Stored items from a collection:
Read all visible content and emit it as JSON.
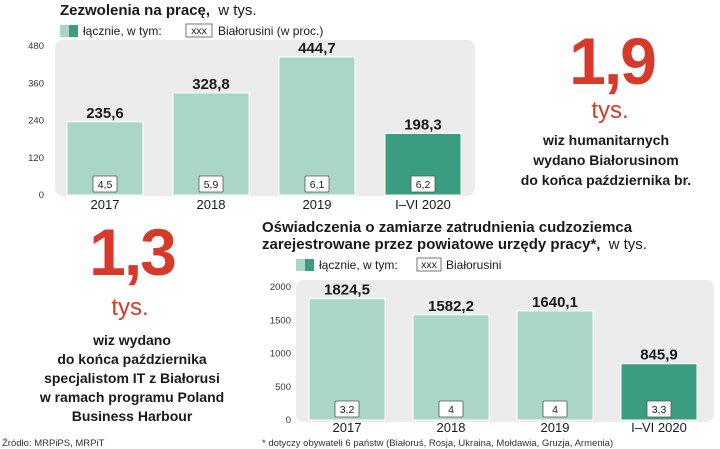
{
  "chart_data": [
    {
      "type": "bar",
      "title": "Zezwolenia na pracę,",
      "title_unit": "w tys.",
      "legend": [
        {
          "label": "łącznie, w tym:",
          "swatch": "two-tone"
        },
        {
          "label": "Białorusini (w proc.)",
          "badge": "xxx"
        }
      ],
      "categories": [
        "2017",
        "2018",
        "2019",
        "I–VI 2020"
      ],
      "series": [
        {
          "name": "łącznie",
          "values": [
            235.6,
            328.8,
            444.7,
            198.3
          ],
          "labels": [
            "235,6",
            "328,8",
            "444,7",
            "198,3"
          ]
        },
        {
          "name": "Białorusini (w proc.)",
          "values": [
            4.5,
            5.9,
            6.1,
            6.2
          ],
          "labels": [
            "4,5",
            "5,9",
            "6,1",
            "6,2"
          ]
        }
      ],
      "yticks": [
        "0",
        "120",
        "240",
        "360",
        "480"
      ],
      "ylim": [
        0,
        480
      ],
      "grid": false
    },
    {
      "type": "bar",
      "title_line1": "Oświadczenia o zamiarze zatrudnienia cudzoziemca",
      "title_line2": "zarejestrowane przez powiatowe urzędy pracy*,",
      "title_unit": "w tys.",
      "legend": [
        {
          "label": "łącznie, w tym:",
          "swatch": "two-tone"
        },
        {
          "label": "Białorusini",
          "badge": "xxx"
        }
      ],
      "categories": [
        "2017",
        "2018",
        "2019",
        "I–VI 2020"
      ],
      "series": [
        {
          "name": "łącznie",
          "values": [
            1824.5,
            1582.2,
            1640.1,
            845.9
          ],
          "labels": [
            "1824,5",
            "1582,2",
            "1640,1",
            "845,9"
          ]
        },
        {
          "name": "Białorusini",
          "values": [
            3.2,
            4,
            4,
            3.3
          ],
          "labels": [
            "3,2",
            "4",
            "4",
            "3,3"
          ]
        }
      ],
      "yticks": [
        "0",
        "500",
        "1000",
        "1500",
        "2000"
      ],
      "ylim": [
        0,
        2000
      ],
      "grid": false
    }
  ],
  "stat_visas": {
    "number": "1,9",
    "unit": "tys.",
    "lines": [
      "wiz humanitarnych",
      "wydano Białorusinom",
      "do końca października br."
    ]
  },
  "stat_it": {
    "number": "1,3",
    "unit": "tys.",
    "lines": [
      "wiz wydano",
      "do końca października",
      "specjalistom IT z Białorusi",
      "w ramach programu Poland",
      "Business Harbour"
    ]
  },
  "source": "Źródło: MRPiPS, MRPiT",
  "footnote": "* dotyczy obywateli 6 państw (Białoruś, Rosja, Ukraina, Mołdawia, Gruzja, Armenia)",
  "colors": {
    "bar_light": "#a9d6c5",
    "bar_dark": "#3a9c80",
    "bar_edge": "#ffffff",
    "panel": "#ececec",
    "accent_red": "#d73a2b",
    "badge_border": "#555555"
  }
}
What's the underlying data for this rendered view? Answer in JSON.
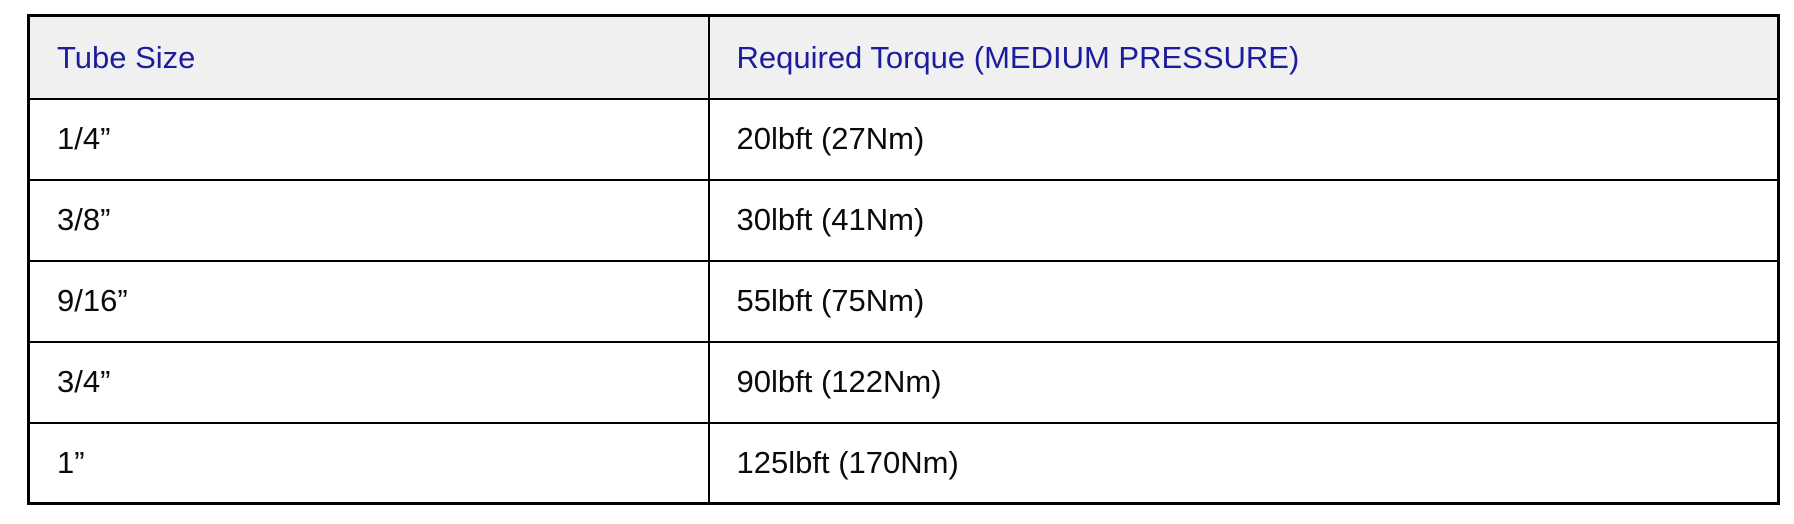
{
  "table": {
    "columns": [
      {
        "label": "Tube Size"
      },
      {
        "label": "Required Torque (MEDIUM PRESSURE)"
      }
    ],
    "rows": [
      {
        "tube_size": "1/4”",
        "torque": "20lbft (27Nm)"
      },
      {
        "tube_size": "3/8”",
        "torque": "30lbft (41Nm)"
      },
      {
        "tube_size": "9/16”",
        "torque": "55lbft (75Nm)"
      },
      {
        "tube_size": "3/4”",
        "torque": "90lbft (122Nm)"
      },
      {
        "tube_size": "1”",
        "torque": "125lbft (170Nm)"
      }
    ]
  },
  "colors": {
    "header_background": "#f0f0f0",
    "header_text": "#1c1c9e",
    "body_text": "#0a0a0a",
    "border": "#000000"
  }
}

### GIVEN REQUEST
Send back the data above word for word, with the pictures left out.

### SOLUTION
Read all visible content and emit it as JSON.
{
  "chart_data": [
    {
      "type": "bar",
      "title": "Zezwolenia na pracę,",
      "title_unit": "w tys.",
      "legend": [
        {
          "label": "łącznie, w tym:",
          "swatch": "two-tone"
        },
        {
          "label": "Białorusini (w proc.)",
          "badge": "xxx"
        }
      ],
      "categories": [
        "2017",
        "2018",
        "2019",
        "I–VI 2020"
      ],
      "series": [
        {
          "name": "łącznie",
          "values": [
            235.6,
            328.8,
            444.7,
            198.3
          ],
          "labels": [
            "235,6",
            "328,8",
            "444,7",
            "198,3"
          ]
        },
        {
          "name": "Białorusini (w proc.)",
          "values": [
            4.5,
            5.9,
            6.1,
            6.2
          ],
          "labels": [
            "4,5",
            "5,9",
            "6,1",
            "6,2"
          ]
        }
      ],
      "yticks": [
        "0",
        "120",
        "240",
        "360",
        "480"
      ],
      "ylim": [
        0,
        480
      ],
      "grid": false
    },
    {
      "type": "bar",
      "title_line1": "Oświadczenia o zamiarze zatrudnienia cudzoziemca",
      "title_line2": "zarejestrowane przez powiatowe urzędy pracy*,",
      "title_unit": "w tys.",
      "legend": [
        {
          "label": "łącznie, w tym:",
          "swatch": "two-tone"
        },
        {
          "label": "Białorusini",
          "badge": "xxx"
        }
      ],
      "categories": [
        "2017",
        "2018",
        "2019",
        "I–VI 2020"
      ],
      "series": [
        {
          "name": "łącznie",
          "values": [
            1824.5,
            1582.2,
            1640.1,
            845.9
          ],
          "labels": [
            "1824,5",
            "1582,2",
            "1640,1",
            "845,9"
          ]
        },
        {
          "name": "Białorusini",
          "values": [
            3.2,
            4,
            4,
            3.3
          ],
          "labels": [
            "3,2",
            "4",
            "4",
            "3,3"
          ]
        }
      ],
      "yticks": [
        "0",
        "500",
        "1000",
        "1500",
        "2000"
      ],
      "ylim": [
        0,
        2000
      ],
      "grid": false
    }
  ],
  "stat_visas": {
    "number": "1,9",
    "unit": "tys.",
    "lines": [
      "wiz humanitarnych",
      "wydano Białorusinom",
      "do końca października br."
    ]
  },
  "stat_it": {
    "number": "1,3",
    "unit": "tys.",
    "lines": [
      "wiz wydano",
      "do końca października",
      "specjalistom IT z Białorusi",
      "w ramach programu Poland",
      "Business Harbour"
    ]
  },
  "source": "Źródło: MRPiPS, MRPiT",
  "footnote": "* dotyczy obywateli 6 państw (Białoruś, Rosja, Ukraina, Mołdawia, Gruzja, Armenia)",
  "colors": {
    "bar_light": "#a9d6c5",
    "bar_dark": "#3a9c80",
    "bar_edge": "#ffffff",
    "panel": "#ececec",
    "accent_red": "#d73a2b",
    "badge_border": "#555555"
  }
}
What's the underlying data for this rendered view? Answer in JSON.
{
  "table": {
    "columns": [
      {
        "label": "Tube Size"
      },
      {
        "label": "Required Torque (MEDIUM PRESSURE)"
      }
    ],
    "rows": [
      {
        "tube_size": "1/4”",
        "torque": "20lbft (27Nm)"
      },
      {
        "tube_size": "3/8”",
        "torque": "30lbft (41Nm)"
      },
      {
        "tube_size": "9/16”",
        "torque": "55lbft (75Nm)"
      },
      {
        "tube_size": "3/4”",
        "torque": "90lbft (122Nm)"
      },
      {
        "tube_size": "1”",
        "torque": "125lbft (170Nm)"
      }
    ]
  },
  "colors": {
    "header_background": "#f0f0f0",
    "header_text": "#1c1c9e",
    "body_text": "#0a0a0a",
    "border": "#000000"
  }
}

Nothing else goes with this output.